> [OBIETTIVO]
Risponda alle seguenti domande sul testo dedicato ai compagni di film:
1. In quale teatro l'autore ha conosciuto quasi tutti gli interpreti?
2. Quale interprete lascia grande spazio all'improvvisazione?
3. Chi è uno dei fratelli Muneron in Mediterraneo?

> [TESTO MOSTRATO]
|---|
I miei compagni di film, innanzitutto, non sono soltanto gli attori. Il cinema è un lavoro di squadra e ci sono gli sceneggiatori, i macchinisti, il direttore della fotografìa, il costumista, i montatori, i tecnici, gli aiuto alla regia. Quanto agli interpreti, non li ho mai considerati degli attori solamente ma degli autori, gente che non fa il film per me o con me, ma insieme a me. Li ho conosciuti quasi tutti al teatro dell’Elfo di Milano, che negli anni Settanta era un po' il nostro modo di fare politica, e poi ci siamo avventurati insieme nel cinema. Alcuni sono grandi amici, altri dei complici, con tutti andrei (e vado) fuori a cena. Non è una classe facile, intendiamoci: girare un film esige anche regole, divieti, orari, un genere di cose in cui questo gruppo può essere ingestibile.

In ogni caso, meglio così che morti in piedi o, peggio ancora, finti. Giuseppe Cederna è diligente, attentissimo, analitico, studia molto la parte, si appassiona, è quello che si prepara sempre per l'interrogazione e in classe, se sa la risposta, non può fare a meno di alzare la mano. Gigio Alberti, invece, lascia grande spazio all’improvvisazione e se ne sta sempre seduto in un banco laggiù, un po' in disparte, riservato, molto timido. Il contrario di Bisio, che ha il voto più basso in condotta, fa dispetti a tutti e continui scherzi alla maestra. Le battute più cattive, però, sono di Antonio Catania, legge molto ma non fa niente per farlo vedere e prende comunque regolarmente ottimi voti. Poi c'è Memo Dini, in Mediterraneo è uno dei fratelli Muneron e va bene in ginnastica.
|---|
Record di annotazione spaziale:
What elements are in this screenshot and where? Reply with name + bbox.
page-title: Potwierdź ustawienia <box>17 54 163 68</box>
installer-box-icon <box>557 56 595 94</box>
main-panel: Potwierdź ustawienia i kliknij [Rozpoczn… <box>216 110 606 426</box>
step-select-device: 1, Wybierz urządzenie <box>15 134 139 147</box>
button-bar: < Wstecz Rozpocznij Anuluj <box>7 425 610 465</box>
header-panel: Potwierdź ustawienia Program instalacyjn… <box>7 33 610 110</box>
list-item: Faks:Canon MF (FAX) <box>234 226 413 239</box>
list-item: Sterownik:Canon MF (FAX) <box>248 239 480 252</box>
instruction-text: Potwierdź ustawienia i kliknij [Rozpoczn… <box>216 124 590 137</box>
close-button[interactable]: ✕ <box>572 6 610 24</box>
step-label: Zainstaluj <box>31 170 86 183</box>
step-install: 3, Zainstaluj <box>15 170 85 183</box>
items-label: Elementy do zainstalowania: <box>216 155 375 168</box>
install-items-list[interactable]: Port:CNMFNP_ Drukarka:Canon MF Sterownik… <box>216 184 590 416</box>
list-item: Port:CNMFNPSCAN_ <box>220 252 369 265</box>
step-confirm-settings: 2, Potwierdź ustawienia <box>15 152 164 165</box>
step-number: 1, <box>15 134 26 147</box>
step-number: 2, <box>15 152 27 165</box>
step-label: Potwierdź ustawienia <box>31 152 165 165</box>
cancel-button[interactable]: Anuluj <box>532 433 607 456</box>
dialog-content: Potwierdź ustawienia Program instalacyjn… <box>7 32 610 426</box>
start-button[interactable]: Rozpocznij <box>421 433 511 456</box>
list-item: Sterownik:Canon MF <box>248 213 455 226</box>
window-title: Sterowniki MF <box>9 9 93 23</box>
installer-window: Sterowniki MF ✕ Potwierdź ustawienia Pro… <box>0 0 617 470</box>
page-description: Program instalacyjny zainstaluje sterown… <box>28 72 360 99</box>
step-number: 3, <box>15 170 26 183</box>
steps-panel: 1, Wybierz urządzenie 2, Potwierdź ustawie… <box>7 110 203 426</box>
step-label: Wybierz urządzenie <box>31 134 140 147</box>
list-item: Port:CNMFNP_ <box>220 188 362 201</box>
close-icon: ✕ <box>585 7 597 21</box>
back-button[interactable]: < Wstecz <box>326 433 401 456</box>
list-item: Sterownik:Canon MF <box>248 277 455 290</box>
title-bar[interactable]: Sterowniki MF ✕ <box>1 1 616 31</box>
|---|
> [RISPOSTA FINALE]
1. Al teatro dell'Elfo di Milano.
2. Gigio Alberti.
3. Memo Dini.